Extracts from a graphics dataset:
════

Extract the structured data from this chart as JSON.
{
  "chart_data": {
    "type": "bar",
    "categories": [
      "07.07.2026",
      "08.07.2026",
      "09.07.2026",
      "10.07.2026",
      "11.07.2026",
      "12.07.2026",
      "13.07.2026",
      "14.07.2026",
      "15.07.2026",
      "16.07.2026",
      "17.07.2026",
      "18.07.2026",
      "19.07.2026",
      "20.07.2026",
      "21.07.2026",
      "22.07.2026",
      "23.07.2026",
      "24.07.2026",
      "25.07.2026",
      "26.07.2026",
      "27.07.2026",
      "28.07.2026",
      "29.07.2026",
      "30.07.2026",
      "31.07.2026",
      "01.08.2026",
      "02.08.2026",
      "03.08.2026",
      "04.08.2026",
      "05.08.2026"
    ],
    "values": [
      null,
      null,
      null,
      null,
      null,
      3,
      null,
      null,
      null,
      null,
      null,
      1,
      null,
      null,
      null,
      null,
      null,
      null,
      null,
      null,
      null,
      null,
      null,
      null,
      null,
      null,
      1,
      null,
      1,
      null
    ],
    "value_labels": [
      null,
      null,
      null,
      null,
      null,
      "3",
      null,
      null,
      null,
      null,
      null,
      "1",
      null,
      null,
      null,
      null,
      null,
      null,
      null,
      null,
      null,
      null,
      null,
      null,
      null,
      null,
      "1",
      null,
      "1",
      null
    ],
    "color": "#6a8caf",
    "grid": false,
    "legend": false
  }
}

════

TASK INSTRUCTIONS
Go through the listing and print each line exactly as it appears.

RESULT FOR THIS EXERCISE
Extract the structured data from this chart as JSON.
{
  "chart_data": {
    "type": "bar",
    "categories": [
      "07.07.2026",
      "08.07.2026",
      "09.07.2026",
      "10.07.2026",
      "11.07.2026",
      "12.07.2026",
      "13.07.2026",
      "14.07.2026",
      "15.07.2026",
      "16.07.2026",
      "17.07.2026",
      "18.07.2026",
      "19.07.2026",
      "20.07.2026",
      "21.07.2026",
      "22.07.2026",
      "23.07.2026",
      "24.07.2026",
      "25.07.2026",
      "26.07.2026",
      "27.07.2026",
      "28.07.2026",
      "29.07.2026",
      "30.07.2026",
      "31.07.2026",
      "01.08.2026",
      "02.08.2026",
      "03.08.2026",
      "04.08.2026",
      "05.08.2026"
    ],
    "values": [
      null,
      null,
      null,
      null,
      null,
      3,
      null,
      null,
      null,
      null,
      null,
      1,
      null,
      null,
      null,
      null,
      null,
      null,
      null,
      null,
      null,
      null,
      null,
      null,
      null,
      null,
      1,
      null,
      1,
      null
    ],
    "value_labels": [
      null,
      null,
      null,
      null,
      null,
      "3",
      null,
      null,
      null,
      null,
      null,
      "1",
      null,
      null,
      null,
      null,
      null,
      null,
      null,
      null,
      null,
      null,
      null,
      null,
      null,
      null,
      "1",
      null,
      "1",
      null
    ],
    "color": "#6a8caf",
    "grid": false,
    "legend": false
  }
}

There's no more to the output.